## TASK INPUTS:
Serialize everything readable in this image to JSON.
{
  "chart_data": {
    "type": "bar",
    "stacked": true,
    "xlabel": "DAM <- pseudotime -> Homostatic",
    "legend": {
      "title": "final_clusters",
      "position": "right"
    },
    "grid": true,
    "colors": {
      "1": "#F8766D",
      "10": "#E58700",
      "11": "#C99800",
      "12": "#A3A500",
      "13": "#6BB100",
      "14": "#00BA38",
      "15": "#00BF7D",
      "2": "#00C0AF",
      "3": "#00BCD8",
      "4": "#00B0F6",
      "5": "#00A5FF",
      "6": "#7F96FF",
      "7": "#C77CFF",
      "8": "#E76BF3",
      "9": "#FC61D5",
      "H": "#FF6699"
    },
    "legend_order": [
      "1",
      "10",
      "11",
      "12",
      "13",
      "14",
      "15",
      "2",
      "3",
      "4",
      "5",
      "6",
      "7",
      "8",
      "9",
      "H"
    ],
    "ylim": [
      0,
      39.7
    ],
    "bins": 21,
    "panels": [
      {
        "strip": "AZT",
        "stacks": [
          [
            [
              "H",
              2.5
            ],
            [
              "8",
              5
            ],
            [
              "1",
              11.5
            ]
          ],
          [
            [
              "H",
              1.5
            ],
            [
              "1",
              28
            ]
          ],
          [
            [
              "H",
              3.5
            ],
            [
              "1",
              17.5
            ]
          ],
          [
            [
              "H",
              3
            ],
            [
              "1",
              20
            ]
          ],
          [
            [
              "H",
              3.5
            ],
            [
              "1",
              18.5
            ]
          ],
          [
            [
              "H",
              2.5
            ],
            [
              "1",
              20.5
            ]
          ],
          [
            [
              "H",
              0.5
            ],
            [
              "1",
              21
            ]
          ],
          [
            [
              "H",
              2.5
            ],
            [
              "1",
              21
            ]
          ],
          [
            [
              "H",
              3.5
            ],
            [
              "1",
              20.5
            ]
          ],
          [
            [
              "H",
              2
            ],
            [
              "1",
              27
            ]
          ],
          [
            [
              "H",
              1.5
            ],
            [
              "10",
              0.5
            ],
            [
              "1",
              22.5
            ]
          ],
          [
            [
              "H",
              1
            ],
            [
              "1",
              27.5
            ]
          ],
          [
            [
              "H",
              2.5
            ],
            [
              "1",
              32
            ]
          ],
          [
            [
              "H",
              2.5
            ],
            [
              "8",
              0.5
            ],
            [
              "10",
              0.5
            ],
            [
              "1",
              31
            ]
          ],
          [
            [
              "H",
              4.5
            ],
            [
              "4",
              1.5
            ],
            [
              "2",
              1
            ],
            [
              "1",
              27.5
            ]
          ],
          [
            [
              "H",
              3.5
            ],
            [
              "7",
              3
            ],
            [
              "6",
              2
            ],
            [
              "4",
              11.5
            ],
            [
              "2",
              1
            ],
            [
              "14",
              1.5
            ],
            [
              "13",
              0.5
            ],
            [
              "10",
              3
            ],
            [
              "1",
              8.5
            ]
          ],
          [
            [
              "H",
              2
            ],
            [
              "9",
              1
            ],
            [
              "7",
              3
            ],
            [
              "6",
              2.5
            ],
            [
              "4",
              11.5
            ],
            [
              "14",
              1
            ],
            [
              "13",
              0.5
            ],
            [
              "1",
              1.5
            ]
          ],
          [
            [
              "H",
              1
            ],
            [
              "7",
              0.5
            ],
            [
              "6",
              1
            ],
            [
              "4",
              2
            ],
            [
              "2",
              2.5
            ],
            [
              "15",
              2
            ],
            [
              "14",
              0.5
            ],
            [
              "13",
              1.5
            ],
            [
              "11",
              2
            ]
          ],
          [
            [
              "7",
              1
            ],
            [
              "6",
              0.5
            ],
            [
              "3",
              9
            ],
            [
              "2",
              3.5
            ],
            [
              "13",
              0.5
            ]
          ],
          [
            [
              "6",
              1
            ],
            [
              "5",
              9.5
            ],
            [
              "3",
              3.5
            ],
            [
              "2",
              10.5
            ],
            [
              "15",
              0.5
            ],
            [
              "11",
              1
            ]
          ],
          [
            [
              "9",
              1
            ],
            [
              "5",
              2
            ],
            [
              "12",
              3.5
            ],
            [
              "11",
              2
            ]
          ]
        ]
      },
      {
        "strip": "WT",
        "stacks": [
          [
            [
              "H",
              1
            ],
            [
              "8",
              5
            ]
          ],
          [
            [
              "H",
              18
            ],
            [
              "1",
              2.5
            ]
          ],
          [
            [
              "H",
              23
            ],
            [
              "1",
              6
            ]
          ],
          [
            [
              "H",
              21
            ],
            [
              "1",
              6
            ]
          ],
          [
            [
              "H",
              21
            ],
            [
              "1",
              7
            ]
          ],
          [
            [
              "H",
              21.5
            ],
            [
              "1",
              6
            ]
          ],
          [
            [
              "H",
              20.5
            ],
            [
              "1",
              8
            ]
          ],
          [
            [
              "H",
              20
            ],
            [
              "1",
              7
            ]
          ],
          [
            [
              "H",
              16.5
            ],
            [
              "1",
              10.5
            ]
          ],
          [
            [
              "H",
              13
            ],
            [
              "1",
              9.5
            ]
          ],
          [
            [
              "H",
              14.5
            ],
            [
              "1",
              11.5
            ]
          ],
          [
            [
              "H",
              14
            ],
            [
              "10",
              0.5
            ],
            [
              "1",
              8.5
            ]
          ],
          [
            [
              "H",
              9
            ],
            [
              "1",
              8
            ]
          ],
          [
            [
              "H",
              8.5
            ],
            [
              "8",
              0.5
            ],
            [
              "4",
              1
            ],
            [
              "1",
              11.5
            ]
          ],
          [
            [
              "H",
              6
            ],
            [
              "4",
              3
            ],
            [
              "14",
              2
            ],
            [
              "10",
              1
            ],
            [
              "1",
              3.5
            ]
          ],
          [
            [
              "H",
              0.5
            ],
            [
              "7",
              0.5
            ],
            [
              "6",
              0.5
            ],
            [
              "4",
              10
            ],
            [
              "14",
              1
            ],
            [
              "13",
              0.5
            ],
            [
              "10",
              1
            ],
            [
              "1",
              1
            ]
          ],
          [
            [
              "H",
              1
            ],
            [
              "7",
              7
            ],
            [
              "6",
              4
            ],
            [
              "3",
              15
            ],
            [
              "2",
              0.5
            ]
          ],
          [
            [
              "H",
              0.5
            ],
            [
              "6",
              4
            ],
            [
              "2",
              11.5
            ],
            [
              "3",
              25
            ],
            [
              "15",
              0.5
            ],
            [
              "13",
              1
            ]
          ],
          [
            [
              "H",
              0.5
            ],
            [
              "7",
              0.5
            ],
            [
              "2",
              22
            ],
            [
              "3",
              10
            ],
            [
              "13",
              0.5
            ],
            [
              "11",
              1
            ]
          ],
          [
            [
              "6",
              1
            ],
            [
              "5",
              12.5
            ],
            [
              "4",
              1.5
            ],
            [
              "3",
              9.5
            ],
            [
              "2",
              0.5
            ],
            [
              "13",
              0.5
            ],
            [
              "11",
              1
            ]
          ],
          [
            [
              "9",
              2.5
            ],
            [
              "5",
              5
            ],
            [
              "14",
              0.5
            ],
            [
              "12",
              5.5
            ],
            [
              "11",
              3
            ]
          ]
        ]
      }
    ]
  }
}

## THE TASK:
Please reproduce the entire listing, exactly as shown.

## THE SOLUTION:
Serialize everything readable in this image to JSON.
{
  "chart_data": {
    "type": "bar",
    "stacked": true,
    "xlabel": "DAM <- pseudotime -> Homostatic",
    "legend": {
      "title": "final_clusters",
      "position": "right"
    },
    "grid": true,
    "colors": {
      "1": "#F8766D",
      "10": "#E58700",
      "11": "#C99800",
      "12": "#A3A500",
      "13": "#6BB100",
      "14": "#00BA38",
      "15": "#00BF7D",
      "2": "#00C0AF",
      "3": "#00BCD8",
      "4": "#00B0F6",
      "5": "#00A5FF",
      "6": "#7F96FF",
      "7": "#C77CFF",
      "8": "#E76BF3",
      "9": "#FC61D5",
      "H": "#FF6699"
    },
    "legend_order": [
      "1",
      "10",
      "11",
      "12",
      "13",
      "14",
      "15",
      "2",
      "3",
      "4",
      "5",
      "6",
      "7",
      "8",
      "9",
      "H"
    ],
    "ylim": [
      0,
      39.7
    ],
    "bins": 21,
    "panels": [
      {
        "strip": "AZT",
        "stacks": [
          [
            [
              "H",
              2.5
            ],
            [
              "8",
              5
            ],
            [
              "1",
              11.5
            ]
          ],
          [
            [
              "H",
              1.5
            ],
            [
              "1",
              28
            ]
          ],
          [
            [
              "H",
              3.5
            ],
            [
              "1",
              17.5
            ]
          ],
          [
            [
              "H",
              3
            ],
            [
              "1",
              20
            ]
          ],
          [
            [
              "H",
              3.5
            ],
            [
              "1",
              18.5
            ]
          ],
          [
            [
              "H",
              2.5
            ],
            [
              "1",
              20.5
            ]
          ],
          [
            [
              "H",
              0.5
            ],
            [
              "1",
              21
            ]
          ],
          [
            [
              "H",
              2.5
            ],
            [
              "1",
              21
            ]
          ],
          [
            [
              "H",
              3.5
            ],
            [
              "1",
              20.5
            ]
          ],
          [
            [
              "H",
              2
            ],
            [
              "1",
              27
            ]
          ],
          [
            [
              "H",
              1.5
            ],
            [
              "10",
              0.5
            ],
            [
              "1",
              22.5
            ]
          ],
          [
            [
              "H",
              1
            ],
            [
              "1",
              27.5
            ]
          ],
          [
            [
              "H",
              2.5
            ],
            [
              "1",
              32
            ]
          ],
          [
            [
              "H",
              2.5
            ],
            [
              "8",
              0.5
            ],
            [
              "10",
              0.5
            ],
            [
              "1",
              31
            ]
          ],
          [
            [
              "H",
              4.5
            ],
            [
              "4",
              1.5
            ],
            [
              "2",
              1
            ],
            [
              "1",
              27.5
            ]
          ],
          [
            [
              "H",
              3.5
            ],
            [
              "7",
              3
            ],
            [
              "6",
              2
            ],
            [
              "4",
              11.5
            ],
            [
              "2",
              1
            ],
            [
              "14",
              1.5
            ],
            [
              "13",
              0.5
            ],
            [
              "10",
              3
            ],
            [
              "1",
              8.5
            ]
          ],
          [
            [
              "H",
              2
            ],
            [
              "9",
              1
            ],
            [
              "7",
              3
            ],
            [
              "6",
              2.5
            ],
            [
              "4",
              11.5
            ],
            [
              "14",
              1
            ],
            [
              "13",
              0.5
            ],
            [
              "1",
              1.5
            ]
          ],
          [
            [
              "H",
              1
            ],
            [
              "7",
              0.5
            ],
            [
              "6",
              1
            ],
            [
              "4",
              2
            ],
            [
              "2",
              2.5
            ],
            [
              "15",
              2
            ],
            [
              "14",
              0.5
            ],
            [
              "13",
              1.5
            ],
            [
              "11",
              2
            ]
          ],
          [
            [
              "7",
              1
            ],
            [
              "6",
              0.5
            ],
            [
              "3",
              9
            ],
            [
              "2",
              3.5
            ],
            [
              "13",
              0.5
            ]
          ],
          [
            [
              "6",
              1
            ],
            [
              "5",
              9.5
            ],
            [
              "3",
              3.5
            ],
            [
              "2",
              10.5
            ],
            [
              "15",
              0.5
            ],
            [
              "11",
              1
            ]
          ],
          [
            [
              "9",
              1
            ],
            [
              "5",
              2
            ],
            [
              "12",
              3.5
            ],
            [
              "11",
              2
            ]
          ]
        ]
      },
      {
        "strip": "WT",
        "stacks": [
          [
            [
              "H",
              1
            ],
            [
              "8",
              5
            ]
          ],
          [
            [
              "H",
              18
            ],
            [
              "1",
              2.5
            ]
          ],
          [
            [
              "H",
              23
            ],
            [
              "1",
              6
            ]
          ],
          [
            [
              "H",
              21
            ],
            [
              "1",
              6
            ]
          ],
          [
            [
              "H",
              21
            ],
            [
              "1",
              7
            ]
          ],
          [
            [
              "H",
              21.5
            ],
            [
              "1",
              6
            ]
          ],
          [
            [
              "H",
              20.5
            ],
            [
              "1",
              8
            ]
          ],
          [
            [
              "H",
              20
            ],
            [
              "1",
              7
            ]
          ],
          [
            [
              "H",
              16.5
            ],
            [
              "1",
              10.5
            ]
          ],
          [
            [
              "H",
              13
            ],
            [
              "1",
              9.5
            ]
          ],
          [
            [
              "H",
              14.5
            ],
            [
              "1",
              11.5
            ]
          ],
          [
            [
              "H",
              14
            ],
            [
              "10",
              0.5
            ],
            [
              "1",
              8.5
            ]
          ],
          [
            [
              "H",
              9
            ],
            [
              "1",
              8
            ]
          ],
          [
            [
              "H",
              8.5
            ],
            [
              "8",
              0.5
            ],
            [
              "4",
              1
            ],
            [
              "1",
              11.5
            ]
          ],
          [
            [
              "H",
              6
            ],
            [
              "4",
              3
            ],
            [
              "14",
              2
            ],
            [
              "10",
              1
            ],
            [
              "1",
              3.5
            ]
          ],
          [
            [
              "H",
              0.5
            ],
            [
              "7",
              0.5
            ],
            [
              "6",
              0.5
            ],
            [
              "4",
              10
            ],
            [
              "14",
              1
            ],
            [
              "13",
              0.5
            ],
            [
              "10",
              1
            ],
            [
              "1",
              1
            ]
          ],
          [
            [
              "H",
              1
            ],
            [
              "7",
              7
            ],
            [
              "6",
              4
            ],
            [
              "3",
              15
            ],
            [
              "2",
              0.5
            ]
          ],
          [
            [
              "H",
              0.5
            ],
            [
              "6",
              4
            ],
            [
              "2",
              11.5
            ],
            [
              "3",
              25
            ],
            [
              "15",
              0.5
            ],
            [
              "13",
              1
            ]
          ],
          [
            [
              "H",
              0.5
            ],
            [
              "7",
              0.5
            ],
            [
              "2",
              22
            ],
            [
              "3",
              10
            ],
            [
              "13",
              0.5
            ],
            [
              "11",
              1
            ]
          ],
          [
            [
              "6",
              1
            ],
            [
              "5",
              12.5
            ],
            [
              "4",
              1.5
            ],
            [
              "3",
              9.5
            ],
            [
              "2",
              0.5
            ],
            [
              "13",
              0.5
            ],
            [
              "11",
              1
            ]
          ],
          [
            [
              "9",
              2.5
            ],
            [
              "5",
              5
            ],
            [
              "14",
              0.5
            ],
            [
              "12",
              5.5
            ],
            [
              "11",
              3
            ]
          ]
        ]
      }
    ]
  }
}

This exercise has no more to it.